> Task goal: Copy the passage of the pedal pub article from "Star Tribune reporter" up to and including "the numbers involved.", swapping "social media" for "online forums".

---- Text under study

The science of pedal pub hatred

Photo: I Hate Pedal Pubs Facebook page.

The hatred of pedal pubs, which fueled a squirt-gun attack on a group of off-duty cops last week in Minneapolis, has deliciously reached the ivory towers of academia.

Star Tribune reporter John Reinan has gotten to the bottom of why “we” hate pedal pubs.

Yes, they’re noisy and the people get drunk, but this is in a state built on alcohol and where economic development is a taproom, so there must be more.

We’re looking at you, social media.

“I think that is very definitely a factor,” said William Beeman, chairman of the Anthropology Department at the University of Minnesota. “You get something you’re interested in pursuing, and you have no idea whether anybody else feels the same way. And all of a sudden, you see that other people do feel the same way. You feel empowered, you feel like you’re a group that now has some legitimacy because of the numbers involved.

--------
---- Data records

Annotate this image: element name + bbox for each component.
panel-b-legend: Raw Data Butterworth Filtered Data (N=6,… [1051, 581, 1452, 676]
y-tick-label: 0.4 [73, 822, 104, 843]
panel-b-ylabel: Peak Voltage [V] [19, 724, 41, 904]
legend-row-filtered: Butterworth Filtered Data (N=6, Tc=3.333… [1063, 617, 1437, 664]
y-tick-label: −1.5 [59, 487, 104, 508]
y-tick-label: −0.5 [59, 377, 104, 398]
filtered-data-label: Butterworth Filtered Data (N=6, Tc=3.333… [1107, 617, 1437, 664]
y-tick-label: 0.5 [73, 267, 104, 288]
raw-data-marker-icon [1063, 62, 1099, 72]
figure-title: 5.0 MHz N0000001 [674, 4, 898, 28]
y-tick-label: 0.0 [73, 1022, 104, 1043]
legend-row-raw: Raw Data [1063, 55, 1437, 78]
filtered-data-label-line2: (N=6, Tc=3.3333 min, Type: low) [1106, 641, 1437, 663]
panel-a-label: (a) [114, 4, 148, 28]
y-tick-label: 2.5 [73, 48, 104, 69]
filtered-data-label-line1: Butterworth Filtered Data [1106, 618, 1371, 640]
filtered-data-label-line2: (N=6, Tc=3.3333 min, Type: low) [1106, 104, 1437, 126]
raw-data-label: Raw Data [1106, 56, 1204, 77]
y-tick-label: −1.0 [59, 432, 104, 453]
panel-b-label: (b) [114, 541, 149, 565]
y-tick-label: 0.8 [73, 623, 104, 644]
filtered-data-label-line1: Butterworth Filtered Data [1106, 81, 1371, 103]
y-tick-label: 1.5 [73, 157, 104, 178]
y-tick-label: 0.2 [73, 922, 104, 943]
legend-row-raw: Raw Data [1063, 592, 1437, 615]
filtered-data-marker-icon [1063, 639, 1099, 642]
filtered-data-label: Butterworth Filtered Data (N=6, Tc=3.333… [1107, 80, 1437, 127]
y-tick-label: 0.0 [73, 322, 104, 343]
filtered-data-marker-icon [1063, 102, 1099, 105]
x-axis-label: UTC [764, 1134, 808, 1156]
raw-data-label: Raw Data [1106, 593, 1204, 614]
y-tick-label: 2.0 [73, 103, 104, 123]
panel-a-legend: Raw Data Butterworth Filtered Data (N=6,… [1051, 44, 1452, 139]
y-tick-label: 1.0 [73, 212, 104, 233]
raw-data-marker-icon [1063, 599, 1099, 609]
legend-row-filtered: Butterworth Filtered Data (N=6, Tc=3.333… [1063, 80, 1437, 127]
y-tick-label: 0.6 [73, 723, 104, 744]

--------

> Answer to this task:
Star Tribune reporter John Reinan has gotten to the bottom of why “we” hate pedal pubs.

Yes, they’re noisy and the people get drunk, but this is in a state built on alcohol and where economic development is a taproom, so there must be more.

We’re looking at you, online forums.

“I think that is very definitely a factor,” said William Beeman, chairman of the Anthropology Department at the University of Minnesota. “You get something you’re interested in pursuing, and you have no idea whether anybody else feels the same way. And all of a sudden, you see that other people do feel the same way. You feel empowered, you feel like you’re a group that now has some legitimacy because of the numbers involved.